(Records from a data collection)
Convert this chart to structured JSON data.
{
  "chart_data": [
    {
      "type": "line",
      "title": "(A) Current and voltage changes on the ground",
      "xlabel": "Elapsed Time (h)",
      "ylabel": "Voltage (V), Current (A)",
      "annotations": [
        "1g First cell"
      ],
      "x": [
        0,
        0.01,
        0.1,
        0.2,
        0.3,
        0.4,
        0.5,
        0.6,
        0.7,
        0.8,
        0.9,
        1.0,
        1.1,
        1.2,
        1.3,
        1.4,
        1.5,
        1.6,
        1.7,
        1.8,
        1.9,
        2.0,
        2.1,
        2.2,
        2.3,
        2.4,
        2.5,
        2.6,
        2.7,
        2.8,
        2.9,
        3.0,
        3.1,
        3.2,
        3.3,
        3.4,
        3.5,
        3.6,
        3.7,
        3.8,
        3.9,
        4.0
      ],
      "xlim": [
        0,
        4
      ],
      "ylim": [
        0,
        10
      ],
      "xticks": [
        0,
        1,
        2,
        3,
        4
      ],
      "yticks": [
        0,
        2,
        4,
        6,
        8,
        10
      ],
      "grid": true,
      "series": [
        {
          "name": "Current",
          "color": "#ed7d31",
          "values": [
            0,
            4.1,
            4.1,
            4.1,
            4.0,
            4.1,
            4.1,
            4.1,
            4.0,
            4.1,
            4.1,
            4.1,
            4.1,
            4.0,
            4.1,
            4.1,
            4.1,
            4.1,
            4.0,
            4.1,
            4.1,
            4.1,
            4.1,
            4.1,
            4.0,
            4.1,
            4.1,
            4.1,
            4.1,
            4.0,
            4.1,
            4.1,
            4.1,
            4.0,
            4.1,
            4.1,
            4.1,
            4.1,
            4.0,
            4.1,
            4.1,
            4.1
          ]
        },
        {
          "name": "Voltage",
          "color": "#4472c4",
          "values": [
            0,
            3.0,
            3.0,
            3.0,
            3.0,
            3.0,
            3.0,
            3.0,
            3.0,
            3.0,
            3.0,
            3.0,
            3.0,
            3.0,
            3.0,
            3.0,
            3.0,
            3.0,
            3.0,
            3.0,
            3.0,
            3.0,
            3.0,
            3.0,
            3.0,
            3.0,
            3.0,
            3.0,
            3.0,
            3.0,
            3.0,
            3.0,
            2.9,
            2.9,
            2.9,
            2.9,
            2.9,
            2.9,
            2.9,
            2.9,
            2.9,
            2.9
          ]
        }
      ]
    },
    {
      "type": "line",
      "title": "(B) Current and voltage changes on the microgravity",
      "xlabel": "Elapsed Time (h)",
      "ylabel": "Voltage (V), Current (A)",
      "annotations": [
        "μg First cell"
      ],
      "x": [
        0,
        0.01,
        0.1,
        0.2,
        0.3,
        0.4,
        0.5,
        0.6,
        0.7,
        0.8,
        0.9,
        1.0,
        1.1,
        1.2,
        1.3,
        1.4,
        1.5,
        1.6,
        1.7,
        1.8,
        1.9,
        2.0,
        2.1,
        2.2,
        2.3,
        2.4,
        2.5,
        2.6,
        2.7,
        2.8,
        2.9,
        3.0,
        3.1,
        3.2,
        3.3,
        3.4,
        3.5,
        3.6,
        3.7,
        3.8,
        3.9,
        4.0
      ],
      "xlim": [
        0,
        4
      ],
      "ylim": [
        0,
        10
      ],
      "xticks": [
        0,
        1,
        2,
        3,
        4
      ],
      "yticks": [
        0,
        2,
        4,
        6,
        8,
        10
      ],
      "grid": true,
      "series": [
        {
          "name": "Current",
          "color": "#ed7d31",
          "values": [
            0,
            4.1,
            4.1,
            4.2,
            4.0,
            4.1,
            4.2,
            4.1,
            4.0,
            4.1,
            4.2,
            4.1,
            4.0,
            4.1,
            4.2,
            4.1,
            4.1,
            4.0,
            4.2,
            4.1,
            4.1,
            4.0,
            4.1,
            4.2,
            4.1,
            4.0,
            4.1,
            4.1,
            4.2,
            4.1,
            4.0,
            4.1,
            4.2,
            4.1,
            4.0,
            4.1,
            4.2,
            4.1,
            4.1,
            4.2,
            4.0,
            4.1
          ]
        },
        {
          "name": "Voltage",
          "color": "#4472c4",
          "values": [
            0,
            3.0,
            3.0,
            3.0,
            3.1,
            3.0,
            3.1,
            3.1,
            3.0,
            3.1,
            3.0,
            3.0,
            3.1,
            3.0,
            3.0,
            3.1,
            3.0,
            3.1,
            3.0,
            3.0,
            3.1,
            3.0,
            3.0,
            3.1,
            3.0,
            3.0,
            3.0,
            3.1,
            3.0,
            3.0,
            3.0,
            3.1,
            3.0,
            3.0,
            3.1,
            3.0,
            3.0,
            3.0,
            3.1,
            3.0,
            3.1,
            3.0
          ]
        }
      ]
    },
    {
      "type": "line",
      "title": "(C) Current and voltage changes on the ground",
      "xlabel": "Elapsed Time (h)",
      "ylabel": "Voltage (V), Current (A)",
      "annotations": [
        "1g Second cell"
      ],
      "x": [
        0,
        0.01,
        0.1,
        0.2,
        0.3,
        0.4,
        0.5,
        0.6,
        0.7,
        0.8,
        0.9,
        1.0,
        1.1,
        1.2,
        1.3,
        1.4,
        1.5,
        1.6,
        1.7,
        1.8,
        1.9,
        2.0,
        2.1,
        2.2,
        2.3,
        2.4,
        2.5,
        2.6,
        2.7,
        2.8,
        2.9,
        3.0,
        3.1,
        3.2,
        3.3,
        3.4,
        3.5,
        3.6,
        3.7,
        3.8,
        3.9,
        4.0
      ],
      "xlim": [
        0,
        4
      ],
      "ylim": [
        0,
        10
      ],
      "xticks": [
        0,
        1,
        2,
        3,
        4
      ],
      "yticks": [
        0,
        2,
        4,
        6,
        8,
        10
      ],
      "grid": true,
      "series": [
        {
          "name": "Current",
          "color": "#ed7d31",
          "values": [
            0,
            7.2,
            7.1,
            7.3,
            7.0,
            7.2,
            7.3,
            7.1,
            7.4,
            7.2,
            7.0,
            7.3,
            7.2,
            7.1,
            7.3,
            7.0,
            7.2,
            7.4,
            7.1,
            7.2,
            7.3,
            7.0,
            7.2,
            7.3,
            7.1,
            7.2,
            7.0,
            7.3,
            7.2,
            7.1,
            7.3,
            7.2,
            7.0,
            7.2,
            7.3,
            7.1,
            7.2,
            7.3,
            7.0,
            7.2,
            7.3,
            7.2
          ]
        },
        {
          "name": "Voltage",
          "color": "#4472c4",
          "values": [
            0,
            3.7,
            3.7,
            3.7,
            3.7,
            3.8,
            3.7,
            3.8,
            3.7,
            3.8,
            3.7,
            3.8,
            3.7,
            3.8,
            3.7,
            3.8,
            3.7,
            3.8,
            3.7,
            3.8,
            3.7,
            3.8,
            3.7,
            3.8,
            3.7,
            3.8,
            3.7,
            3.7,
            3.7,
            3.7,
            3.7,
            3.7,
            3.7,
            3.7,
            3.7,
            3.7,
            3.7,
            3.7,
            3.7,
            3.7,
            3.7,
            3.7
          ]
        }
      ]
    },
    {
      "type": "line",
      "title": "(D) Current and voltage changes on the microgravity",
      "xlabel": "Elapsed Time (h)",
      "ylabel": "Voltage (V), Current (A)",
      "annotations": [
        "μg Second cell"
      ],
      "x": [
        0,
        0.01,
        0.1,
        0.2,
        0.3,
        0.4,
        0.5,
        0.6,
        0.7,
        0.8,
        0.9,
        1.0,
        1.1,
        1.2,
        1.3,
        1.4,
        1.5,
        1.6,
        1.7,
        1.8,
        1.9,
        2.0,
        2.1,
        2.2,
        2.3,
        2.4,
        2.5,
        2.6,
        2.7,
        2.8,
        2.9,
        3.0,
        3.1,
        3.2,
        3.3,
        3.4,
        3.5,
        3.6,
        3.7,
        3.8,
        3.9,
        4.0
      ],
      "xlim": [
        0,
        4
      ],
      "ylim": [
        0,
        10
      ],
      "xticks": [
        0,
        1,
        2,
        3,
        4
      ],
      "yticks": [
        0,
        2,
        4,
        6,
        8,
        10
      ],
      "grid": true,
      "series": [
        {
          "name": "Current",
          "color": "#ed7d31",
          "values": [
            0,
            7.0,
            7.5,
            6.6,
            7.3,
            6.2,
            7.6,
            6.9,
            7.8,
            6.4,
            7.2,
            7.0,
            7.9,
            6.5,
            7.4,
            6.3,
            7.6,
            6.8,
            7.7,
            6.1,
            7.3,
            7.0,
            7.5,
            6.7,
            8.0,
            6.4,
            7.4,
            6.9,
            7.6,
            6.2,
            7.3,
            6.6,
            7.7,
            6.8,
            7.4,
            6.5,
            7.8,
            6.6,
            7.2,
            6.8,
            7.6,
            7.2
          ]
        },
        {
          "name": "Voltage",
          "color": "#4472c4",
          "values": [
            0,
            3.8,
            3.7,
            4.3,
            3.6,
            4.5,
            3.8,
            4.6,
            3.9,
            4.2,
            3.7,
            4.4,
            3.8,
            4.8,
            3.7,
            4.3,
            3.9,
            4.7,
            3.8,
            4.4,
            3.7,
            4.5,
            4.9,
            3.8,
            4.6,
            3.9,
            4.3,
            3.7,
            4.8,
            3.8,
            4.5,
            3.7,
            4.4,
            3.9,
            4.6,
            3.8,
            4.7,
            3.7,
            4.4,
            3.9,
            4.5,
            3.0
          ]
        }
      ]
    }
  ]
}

■ **TASK INSTRUCTIONS**
Give only the number of lines above that hold the string "cell".

■ **EXERCISE RESULT**
4